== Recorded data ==
▬▬▬

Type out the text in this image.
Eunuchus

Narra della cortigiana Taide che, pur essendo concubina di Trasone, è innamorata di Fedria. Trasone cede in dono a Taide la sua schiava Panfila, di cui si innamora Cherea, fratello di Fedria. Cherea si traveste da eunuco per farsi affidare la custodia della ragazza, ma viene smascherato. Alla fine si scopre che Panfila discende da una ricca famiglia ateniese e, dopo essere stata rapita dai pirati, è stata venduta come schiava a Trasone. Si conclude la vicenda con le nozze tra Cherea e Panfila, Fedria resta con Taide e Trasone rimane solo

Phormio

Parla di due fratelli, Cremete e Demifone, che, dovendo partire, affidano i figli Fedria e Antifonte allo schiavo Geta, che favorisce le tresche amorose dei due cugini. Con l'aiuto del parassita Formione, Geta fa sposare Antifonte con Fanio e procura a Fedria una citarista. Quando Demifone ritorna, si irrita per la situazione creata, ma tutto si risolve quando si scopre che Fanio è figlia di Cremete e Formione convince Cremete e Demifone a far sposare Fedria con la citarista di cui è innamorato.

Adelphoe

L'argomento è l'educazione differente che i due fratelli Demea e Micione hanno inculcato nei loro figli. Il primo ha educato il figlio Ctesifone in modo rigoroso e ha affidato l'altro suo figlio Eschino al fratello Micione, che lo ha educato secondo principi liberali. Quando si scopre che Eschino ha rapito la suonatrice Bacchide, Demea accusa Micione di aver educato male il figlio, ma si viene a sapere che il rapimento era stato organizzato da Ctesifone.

▬▬▬

== Stated exercise ==
Extract the entries above verbatim.

== Final result ==
Type out the text in this image.
Eunuchus

Narra della cortigiana Taide che, pur essendo concubina di Trasone, è innamorata di Fedria. Trasone cede in dono a Taide la sua schiava Panfila, di cui si innamora Cherea, fratello di Fedria. Cherea si traveste da eunuco per farsi affidare la custodia della ragazza, ma viene smascherato. Alla fine si scopre che Panfila discende da una ricca famiglia ateniese e, dopo essere stata rapita dai pirati, è stata venduta come schiava a Trasone. Si conclude la vicenda con le nozze tra Cherea e Panfila, Fedria resta con Taide e Trasone rimane solo

Phormio

Parla di due fratelli, Cremete e Demifone, che, dovendo partire, affidano i figli Fedria e Antifonte allo schiavo Geta, che favorisce le tresche amorose dei due cugini. Con l'aiuto del parassita Formione, Geta fa sposare Antifonte con Fanio e procura a Fedria una citarista. Quando Demifone ritorna, si irrita per la situazione creata, ma tutto si risolve quando si scopre che Fanio è figlia di Cremete e Formione convince Cremete e Demifone a far sposare Fedria con la citarista di cui è innamorato.

Adelphoe

L'argomento è l'educazione differente che i due fratelli Demea e Micione hanno inculcato nei loro figli. Il primo ha educato il figlio Ctesifone in modo rigoroso e ha affidato l'altro suo figlio Eschino al fratello Micione, che lo ha educato secondo principi liberali. Quando si scopre che Eschino ha rapito la suonatrice Bacchide, Demea accusa Micione di aver educato male il figlio, ma si viene a sapere che il rapimento era stato organizzato da Ctesifone.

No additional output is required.